__Work instruction 1__.
Say whether each statement agrees with the ktx ingest documentation. Answer yes or no for each, and quote the exact words of the documentation that decide it.
(a) The `--json` flag produces output as JSON.
(b) The `notion` adapter ingests dashboards.
(c) A past ingest run is replayed with `ktx ingest watch`.
__Work instruction 2__. Carry on with the ktx ingest documentation from the point at which it stops.

__Text__.

···

For adapter-level debugging, use the low-level `ktx dev ingest run` command:
```bash
ktx dev ingest run --connection-id my-dbt-source --adapter dbt
```
Useful low-level flags:
| Flag | Description |
|------|-------------|
| `--source-dir <path>` | Directory containing source files (e.g., your dbt project) |
| `--viz` | Render the memory-flow TUI for real-time progress |
| `--json` | Output as JSON |
| `--plain` | Plain text output |
### Watching progress
```bash
# Check status of the latest ingest
ktx ingest status
# Check a specific run
ktx ingest status <run-id>
# Open the visual ingest report (TUI)
ktx ingest watch
# Replay a past ingest run
ktx dev ingest replay <run-id>
```
The `watch` command opens an interactive TUI that shows the memory-flow output — every tool call, LLM decision, and artifact written during the ingest.
### Available adapters
| Adapter | Source | What gets ingested |
|---------|--------|--------------------|
| `dbt` | dbt project | Model definitions, column descriptions, tests, tags |
| `metricflow` | MetricFlow semantic models | Metrics, dimensions, entities, semantic joins |
| `lookml` | LookML files | Views, explores, dimensions, measures, joins |
| `looker` | Looker API | Explores, looks, dashboard metadata |
| `metabase` | Metabase API | Questions, dashboards, table metadata |
| `notion` | Notion API | Database pages, knowledge articles |
| `historic-sql` | Query history | Frequent queries, usage patterns, runtime stats |
| `live-database` | Direct DB connection | Live schema introspection |
See [Context Sources](/docs/integrations/context-sources) for adapter-specific setup and auth configuration.
### What gets generated
A typical dbt ingest produces semantic sources and knowledge pages in your project:
**Semantic source** (`semantic-layer/my-postgres/orders.yaml`):
```yaml title="semantic-layer/my-postgres/orders.yaml"

···

__Listed records__.

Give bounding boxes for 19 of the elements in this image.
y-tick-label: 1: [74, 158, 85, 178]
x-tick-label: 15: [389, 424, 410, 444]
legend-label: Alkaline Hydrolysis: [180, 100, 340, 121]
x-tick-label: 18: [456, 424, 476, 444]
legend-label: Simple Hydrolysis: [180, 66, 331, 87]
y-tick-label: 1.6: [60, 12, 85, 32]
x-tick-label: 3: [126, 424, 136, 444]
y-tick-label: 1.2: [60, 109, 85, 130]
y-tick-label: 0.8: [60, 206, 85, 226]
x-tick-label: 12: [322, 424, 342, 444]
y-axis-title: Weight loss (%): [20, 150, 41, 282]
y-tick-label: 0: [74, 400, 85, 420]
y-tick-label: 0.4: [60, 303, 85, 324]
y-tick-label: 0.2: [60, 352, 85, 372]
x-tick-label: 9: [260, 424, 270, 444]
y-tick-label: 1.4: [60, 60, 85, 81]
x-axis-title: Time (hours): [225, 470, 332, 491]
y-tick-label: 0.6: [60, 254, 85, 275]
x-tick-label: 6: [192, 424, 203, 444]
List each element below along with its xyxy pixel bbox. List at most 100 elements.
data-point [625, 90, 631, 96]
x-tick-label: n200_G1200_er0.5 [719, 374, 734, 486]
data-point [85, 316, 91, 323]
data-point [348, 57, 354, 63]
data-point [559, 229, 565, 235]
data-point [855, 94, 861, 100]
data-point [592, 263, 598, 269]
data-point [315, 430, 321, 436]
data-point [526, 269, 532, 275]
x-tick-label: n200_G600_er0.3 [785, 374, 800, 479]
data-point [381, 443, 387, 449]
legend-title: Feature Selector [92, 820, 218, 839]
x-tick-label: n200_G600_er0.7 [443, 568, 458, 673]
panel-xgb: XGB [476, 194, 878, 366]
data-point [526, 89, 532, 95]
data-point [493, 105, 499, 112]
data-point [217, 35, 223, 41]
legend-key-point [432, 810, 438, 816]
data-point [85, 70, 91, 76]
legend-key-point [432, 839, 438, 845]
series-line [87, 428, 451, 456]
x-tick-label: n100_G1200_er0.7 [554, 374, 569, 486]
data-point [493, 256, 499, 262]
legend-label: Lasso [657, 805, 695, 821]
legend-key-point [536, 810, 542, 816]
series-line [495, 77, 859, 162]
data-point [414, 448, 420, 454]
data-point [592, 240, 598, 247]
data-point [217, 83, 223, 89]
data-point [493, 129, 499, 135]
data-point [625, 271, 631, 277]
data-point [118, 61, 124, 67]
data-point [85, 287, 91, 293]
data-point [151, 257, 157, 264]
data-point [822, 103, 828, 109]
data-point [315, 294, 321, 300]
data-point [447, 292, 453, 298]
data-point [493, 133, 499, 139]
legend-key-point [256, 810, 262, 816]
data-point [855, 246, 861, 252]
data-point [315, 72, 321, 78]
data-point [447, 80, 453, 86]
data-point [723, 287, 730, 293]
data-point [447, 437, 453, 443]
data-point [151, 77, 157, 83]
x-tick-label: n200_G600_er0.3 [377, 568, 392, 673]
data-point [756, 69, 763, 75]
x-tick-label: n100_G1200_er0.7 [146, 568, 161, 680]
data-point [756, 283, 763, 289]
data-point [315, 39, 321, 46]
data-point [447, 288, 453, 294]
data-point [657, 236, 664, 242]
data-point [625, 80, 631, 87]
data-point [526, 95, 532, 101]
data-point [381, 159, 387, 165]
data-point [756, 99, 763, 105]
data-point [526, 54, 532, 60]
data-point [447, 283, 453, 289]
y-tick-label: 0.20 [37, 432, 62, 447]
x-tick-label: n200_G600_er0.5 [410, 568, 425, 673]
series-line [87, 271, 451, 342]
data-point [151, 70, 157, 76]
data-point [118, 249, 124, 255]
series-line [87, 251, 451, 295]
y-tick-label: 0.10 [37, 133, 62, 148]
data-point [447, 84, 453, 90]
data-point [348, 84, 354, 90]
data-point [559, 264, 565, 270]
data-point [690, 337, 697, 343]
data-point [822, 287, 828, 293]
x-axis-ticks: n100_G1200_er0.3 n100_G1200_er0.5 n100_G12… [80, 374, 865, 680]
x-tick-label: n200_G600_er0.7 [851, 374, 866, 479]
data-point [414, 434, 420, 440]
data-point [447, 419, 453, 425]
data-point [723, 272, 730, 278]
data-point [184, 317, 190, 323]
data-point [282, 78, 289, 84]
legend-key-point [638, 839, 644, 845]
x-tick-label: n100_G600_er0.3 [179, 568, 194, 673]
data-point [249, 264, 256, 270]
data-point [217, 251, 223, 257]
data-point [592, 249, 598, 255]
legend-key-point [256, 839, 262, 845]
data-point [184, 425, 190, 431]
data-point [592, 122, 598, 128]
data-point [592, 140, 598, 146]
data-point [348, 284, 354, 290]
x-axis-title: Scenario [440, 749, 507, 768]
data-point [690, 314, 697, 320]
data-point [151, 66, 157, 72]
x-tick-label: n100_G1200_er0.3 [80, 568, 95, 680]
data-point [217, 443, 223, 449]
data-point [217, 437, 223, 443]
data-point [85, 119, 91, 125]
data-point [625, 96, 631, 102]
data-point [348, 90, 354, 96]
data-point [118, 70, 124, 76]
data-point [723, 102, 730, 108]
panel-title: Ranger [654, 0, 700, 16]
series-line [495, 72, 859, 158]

···

__Task result 1__.
(a) Yes: "`--json` | Output as JSON".
(b) No: "`notion` | Notion API | Database pages, knowledge articles".
(c) No: "# Replay a past ingest run" followed by "ktx dev ingest replay <run-id>".

__Task result 2__.
name: orders
table: public.orders
grain:
- order_id
columns:
- name: order_id
type: string
description: Unique order identifier
- name: customer_id
type: string
description: Foreign key to customers table
- name: order_date
type: time
role: time
description: Date the order was placed
- name: total_amount
type: number
description: Total order value in USD
measures:
- name: total_revenue
expr: SUM(total_amount)
description: Sum of all order values
- name: order_count
expr: COUNT(DISTINCT order_id)
description: Number of distinct orders
joins:
- to: customers
on: orders.customer_id = customers.customer_id
relationship: many_to_one
```
**Knowledge page** (`knowledge/global/order-status-definitions.md`):
```markdown
---
summary: Business definitions for order status values
tags: [orders, definitions]
sl_refs: [orders]
---
## Order Statuses
- **pending**: Order placed but not yet processed
- **confirmed**: Payment received, awaiting fulfillment
- **shipped**: Order dispatched to carrier
- **delivered**: Order received by customer
- **cancelled**: Order cancelled before shipment
Orders in "pending" status for more than 48 hours are flagged for review.
```
### Deterministic replay
Every ingest session records a full transcript — tool calls, LLM responses, and write decisions. You can replay any session to debug why a source was written a certain way:
```bash
ktx dev ingest replay <run-id> --viz
```
This opens the same TUI view as the original run, letting you step through the agent's reasoning.